▶ **The data**:
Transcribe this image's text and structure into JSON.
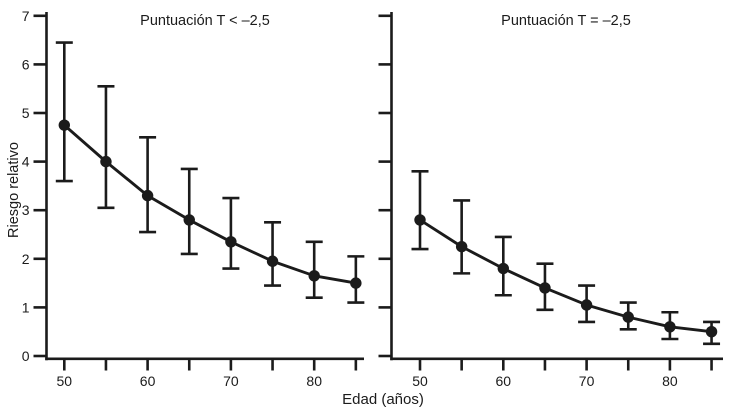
{
  "chart_data": {
    "type": "line",
    "title": "",
    "xlabel": "Edad (años)",
    "ylabel": "Riesgo relativo",
    "ylim": [
      0,
      7
    ],
    "xlim": [
      48,
      86
    ],
    "y_ticks": [
      0,
      1,
      2,
      3,
      4,
      5,
      6,
      7
    ],
    "x_ticks": [
      50,
      55,
      60,
      65,
      70,
      75,
      80,
      85
    ],
    "x_tick_labels": [
      "50",
      "",
      "60",
      "",
      "70",
      "",
      "80",
      ""
    ],
    "grid": "off",
    "legend": "none",
    "marker": "filled-circle",
    "error_bars": "95%-CI vertical with caps",
    "line_color": "#1b1b1b",
    "background_color": "#ffffff",
    "panels": [
      {
        "title": "Puntuación T < –2,5",
        "y_tick_labels_visible": true,
        "x": [
          50,
          55,
          60,
          65,
          70,
          75,
          80,
          85
        ],
        "y": [
          4.75,
          4.0,
          3.3,
          2.8,
          2.35,
          1.95,
          1.65,
          1.5
        ],
        "ci_low": [
          3.6,
          3.05,
          2.55,
          2.1,
          1.8,
          1.45,
          1.2,
          1.1
        ],
        "ci_high": [
          6.45,
          5.55,
          4.5,
          3.85,
          3.25,
          2.75,
          2.35,
          2.05
        ]
      },
      {
        "title": "Puntuación T = –2,5",
        "y_tick_labels_visible": false,
        "x": [
          50,
          55,
          60,
          65,
          70,
          75,
          80,
          85
        ],
        "y": [
          2.8,
          2.25,
          1.8,
          1.4,
          1.05,
          0.8,
          0.6,
          0.5
        ],
        "ci_low": [
          2.2,
          1.7,
          1.25,
          0.95,
          0.7,
          0.55,
          0.35,
          0.25
        ],
        "ci_high": [
          3.8,
          3.2,
          2.45,
          1.9,
          1.45,
          1.1,
          0.9,
          0.7
        ]
      }
    ]
  }
}
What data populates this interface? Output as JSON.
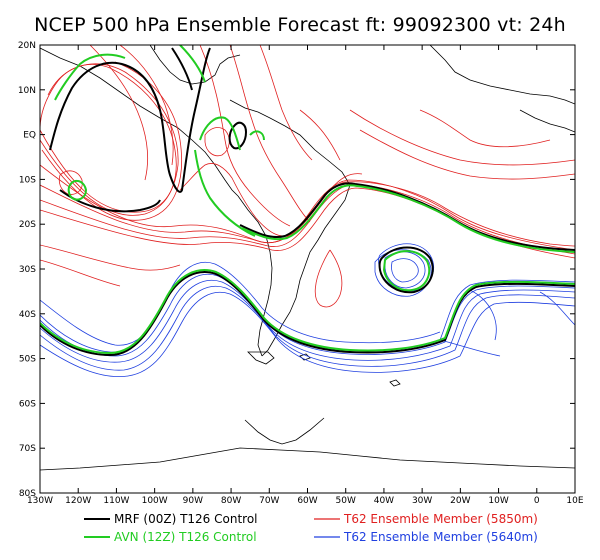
{
  "title": "NCEP 500 hPa Ensemble Forecast  ft: 99092300 vt: 24h",
  "axes": {
    "lat_labels": [
      "20N",
      "10N",
      "EQ",
      "10S",
      "20S",
      "30S",
      "40S",
      "50S",
      "60S",
      "70S",
      "80S"
    ],
    "lon_labels": [
      "130W",
      "120W",
      "110W",
      "100W",
      "90W",
      "80W",
      "70W",
      "60W",
      "50W",
      "40W",
      "30W",
      "20W",
      "10W",
      "0",
      "10E"
    ]
  },
  "legend": [
    {
      "label": "MRF (00Z) T126 Control",
      "color": "#000000"
    },
    {
      "label": "AVN (12Z) T126 Control",
      "color": "#22cc22"
    },
    {
      "label": "T62 Ensemble Member (5850m)",
      "color": "#e02020"
    },
    {
      "label": "T62 Ensemble Member (5640m)",
      "color": "#2040e0"
    }
  ],
  "colors": {
    "mrf": "#000000",
    "avn": "#22cc22",
    "red": "#e02020",
    "blue": "#2040e0"
  }
}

▶ **What the exercise asks**: The data above needs to be retyped exactly, with the images left out.

▶ **Solution for this task**:
Transcribe this image's text and structure into JSON.
{
  "chart_data": {
    "type": "line",
    "title": "",
    "xlabel": "Edad (años)",
    "ylabel": "Riesgo relativo",
    "ylim": [
      0,
      7
    ],
    "xlim": [
      48,
      86
    ],
    "y_ticks": [
      0,
      1,
      2,
      3,
      4,
      5,
      6,
      7
    ],
    "x_ticks": [
      50,
      55,
      60,
      65,
      70,
      75,
      80,
      85
    ],
    "x_tick_labels": [
      "50",
      "",
      "60",
      "",
      "70",
      "",
      "80",
      ""
    ],
    "grid": "off",
    "legend": "none",
    "marker": "filled-circle",
    "error_bars": "95%-CI vertical with caps",
    "line_color": "#1b1b1b",
    "background_color": "#ffffff",
    "panels": [
      {
        "title": "Puntuación T < –2,5",
        "y_tick_labels_visible": true,
        "x": [
          50,
          55,
          60,
          65,
          70,
          75,
          80,
          85
        ],
        "y": [
          4.75,
          4.0,
          3.3,
          2.8,
          2.35,
          1.95,
          1.65,
          1.5
        ],
        "ci_low": [
          3.6,
          3.05,
          2.55,
          2.1,
          1.8,
          1.45,
          1.2,
          1.1
        ],
        "ci_high": [
          6.45,
          5.55,
          4.5,
          3.85,
          3.25,
          2.75,
          2.35,
          2.05
        ]
      },
      {
        "title": "Puntuación T = –2,5",
        "y_tick_labels_visible": false,
        "x": [
          50,
          55,
          60,
          65,
          70,
          75,
          80,
          85
        ],
        "y": [
          2.8,
          2.25,
          1.8,
          1.4,
          1.05,
          0.8,
          0.6,
          0.5
        ],
        "ci_low": [
          2.2,
          1.7,
          1.25,
          0.95,
          0.7,
          0.55,
          0.35,
          0.25
        ],
        "ci_high": [
          3.8,
          3.2,
          2.45,
          1.9,
          1.45,
          1.1,
          0.9,
          0.7
        ]
      }
    ]
  }
}
What data populates this interface? Output as JSON.
{
  "title": "NCEP 500 hPa Ensemble Forecast  ft: 99092300 vt: 24h",
  "axes": {
    "lat_labels": [
      "20N",
      "10N",
      "EQ",
      "10S",
      "20S",
      "30S",
      "40S",
      "50S",
      "60S",
      "70S",
      "80S"
    ],
    "lon_labels": [
      "130W",
      "120W",
      "110W",
      "100W",
      "90W",
      "80W",
      "70W",
      "60W",
      "50W",
      "40W",
      "30W",
      "20W",
      "10W",
      "0",
      "10E"
    ]
  },
  "legend": [
    {
      "label": "MRF (00Z) T126 Control",
      "color": "#000000"
    },
    {
      "label": "AVN (12Z) T126 Control",
      "color": "#22cc22"
    },
    {
      "label": "T62 Ensemble Member (5850m)",
      "color": "#e02020"
    },
    {
      "label": "T62 Ensemble Member (5640m)",
      "color": "#2040e0"
    }
  ],
  "colors": {
    "mrf": "#000000",
    "avn": "#22cc22",
    "red": "#e02020",
    "blue": "#2040e0"
  }
}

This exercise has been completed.